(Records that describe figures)
* BEGIN *

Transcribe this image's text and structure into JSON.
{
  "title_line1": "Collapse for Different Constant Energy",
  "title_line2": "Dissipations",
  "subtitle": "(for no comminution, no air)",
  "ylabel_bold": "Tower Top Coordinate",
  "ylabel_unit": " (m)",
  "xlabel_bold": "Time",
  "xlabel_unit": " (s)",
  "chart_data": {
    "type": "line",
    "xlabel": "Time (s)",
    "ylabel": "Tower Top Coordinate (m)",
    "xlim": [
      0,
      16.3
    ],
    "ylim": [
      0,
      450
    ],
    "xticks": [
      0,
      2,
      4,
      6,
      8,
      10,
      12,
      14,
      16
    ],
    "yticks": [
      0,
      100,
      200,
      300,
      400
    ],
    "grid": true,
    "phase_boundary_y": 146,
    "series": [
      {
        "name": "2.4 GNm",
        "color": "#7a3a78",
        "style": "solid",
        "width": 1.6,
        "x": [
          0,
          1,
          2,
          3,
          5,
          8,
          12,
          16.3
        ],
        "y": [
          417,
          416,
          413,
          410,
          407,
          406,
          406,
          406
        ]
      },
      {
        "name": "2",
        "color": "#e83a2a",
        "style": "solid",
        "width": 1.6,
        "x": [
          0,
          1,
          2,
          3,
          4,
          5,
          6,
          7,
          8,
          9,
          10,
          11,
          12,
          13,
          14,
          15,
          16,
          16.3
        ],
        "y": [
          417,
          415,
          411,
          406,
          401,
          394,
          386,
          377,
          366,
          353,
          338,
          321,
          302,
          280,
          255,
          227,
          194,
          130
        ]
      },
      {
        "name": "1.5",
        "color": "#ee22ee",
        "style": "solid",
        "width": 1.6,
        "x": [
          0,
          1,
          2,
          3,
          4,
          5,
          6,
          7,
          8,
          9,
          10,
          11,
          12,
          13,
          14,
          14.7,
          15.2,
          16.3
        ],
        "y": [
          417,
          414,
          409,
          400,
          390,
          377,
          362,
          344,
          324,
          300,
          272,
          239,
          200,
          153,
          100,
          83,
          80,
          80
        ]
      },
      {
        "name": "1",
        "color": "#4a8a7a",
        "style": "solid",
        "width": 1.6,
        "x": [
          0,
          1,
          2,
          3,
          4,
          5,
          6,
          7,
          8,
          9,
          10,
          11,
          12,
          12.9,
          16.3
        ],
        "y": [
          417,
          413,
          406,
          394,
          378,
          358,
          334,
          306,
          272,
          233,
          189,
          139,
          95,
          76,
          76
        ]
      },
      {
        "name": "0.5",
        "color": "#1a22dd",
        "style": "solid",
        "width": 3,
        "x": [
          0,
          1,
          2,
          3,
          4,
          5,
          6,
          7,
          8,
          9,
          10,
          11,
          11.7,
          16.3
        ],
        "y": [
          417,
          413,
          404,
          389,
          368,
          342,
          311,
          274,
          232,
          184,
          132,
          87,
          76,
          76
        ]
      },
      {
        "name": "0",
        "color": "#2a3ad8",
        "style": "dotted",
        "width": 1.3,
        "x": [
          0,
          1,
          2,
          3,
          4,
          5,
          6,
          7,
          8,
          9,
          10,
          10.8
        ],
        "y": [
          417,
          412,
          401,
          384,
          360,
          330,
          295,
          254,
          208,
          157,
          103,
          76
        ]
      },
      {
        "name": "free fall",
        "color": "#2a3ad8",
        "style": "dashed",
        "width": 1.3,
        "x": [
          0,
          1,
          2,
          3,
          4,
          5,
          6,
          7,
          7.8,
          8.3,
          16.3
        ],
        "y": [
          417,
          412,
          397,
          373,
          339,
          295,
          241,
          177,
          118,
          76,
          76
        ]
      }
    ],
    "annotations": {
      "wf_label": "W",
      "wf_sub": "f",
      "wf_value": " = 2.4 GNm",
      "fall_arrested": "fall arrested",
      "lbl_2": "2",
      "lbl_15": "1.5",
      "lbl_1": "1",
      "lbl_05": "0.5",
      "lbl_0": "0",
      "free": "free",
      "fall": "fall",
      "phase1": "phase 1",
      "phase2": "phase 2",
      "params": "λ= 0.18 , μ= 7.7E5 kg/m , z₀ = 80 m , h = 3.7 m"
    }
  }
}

* END *

» Given request: Write out every line from the entries where "Tower" appears.

» Task response:
  "ylabel_bold": "Tower Top Coordinate",
    "ylabel": "Tower Top Coordinate (m)",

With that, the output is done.